[Stored items from a collection]
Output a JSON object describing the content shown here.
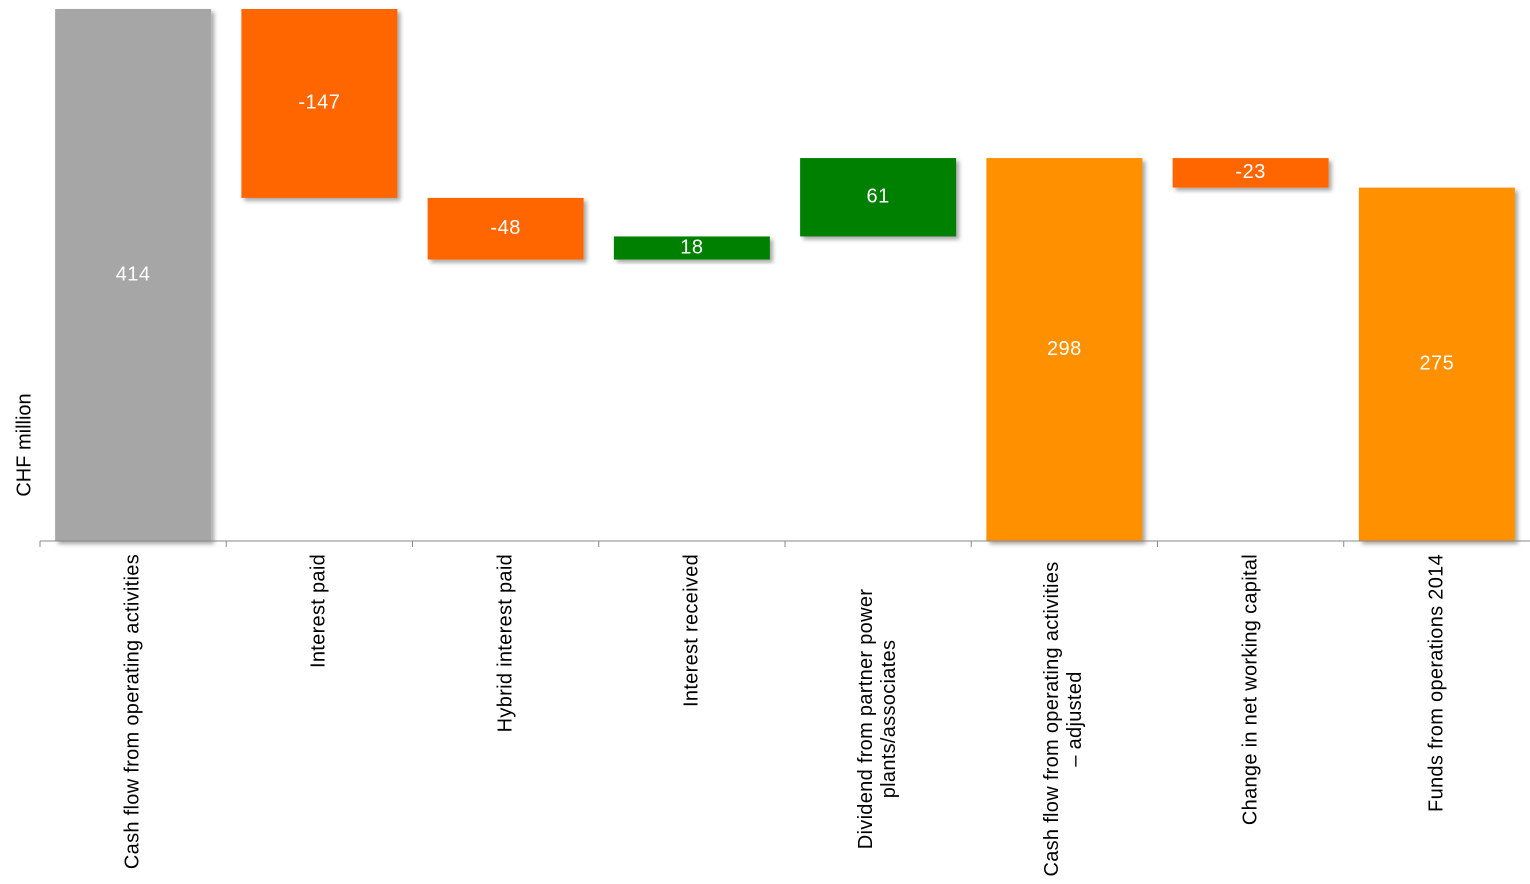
{
  "chart_data": {
    "type": "waterfall",
    "y_label": "CHF million",
    "categories": [
      "Cash flow from operating activities",
      "Interest paid",
      "Hybrid interest paid",
      "Interest received",
      "Dividend from partner power plants/associates",
      "Cash flow from operating activities – adjusted",
      "Change in net working capital",
      "Funds from operations 2014"
    ],
    "values": [
      414,
      -147,
      -48,
      18,
      61,
      298,
      -23,
      275
    ],
    "is_total": [
      true,
      false,
      false,
      false,
      false,
      true,
      false,
      true
    ],
    "colors": [
      "#a6a6a6",
      "#ff6600",
      "#ff6600",
      "#008000",
      "#008000",
      "#ff9100",
      "#ff6600",
      "#ff9100"
    ],
    "ylim": [
      0,
      414
    ]
  }
}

EXERCISE DETAILS:
Make an exact copy of the records shown above, without the pictures.

EXERCISE ANSWER:
Output a JSON object describing the content shown here.
{
  "chart_data": {
    "type": "waterfall",
    "y_label": "CHF million",
    "categories": [
      "Cash flow from operating activities",
      "Interest paid",
      "Hybrid interest paid",
      "Interest received",
      "Dividend from partner power plants/associates",
      "Cash flow from operating activities – adjusted",
      "Change in net working capital",
      "Funds from operations 2014"
    ],
    "values": [
      414,
      -147,
      -48,
      18,
      61,
      298,
      -23,
      275
    ],
    "is_total": [
      true,
      false,
      false,
      false,
      false,
      true,
      false,
      true
    ],
    "colors": [
      "#a6a6a6",
      "#ff6600",
      "#ff6600",
      "#008000",
      "#008000",
      "#ff9100",
      "#ff6600",
      "#ff9100"
    ],
    "ylim": [
      0,
      414
    ]
  }
}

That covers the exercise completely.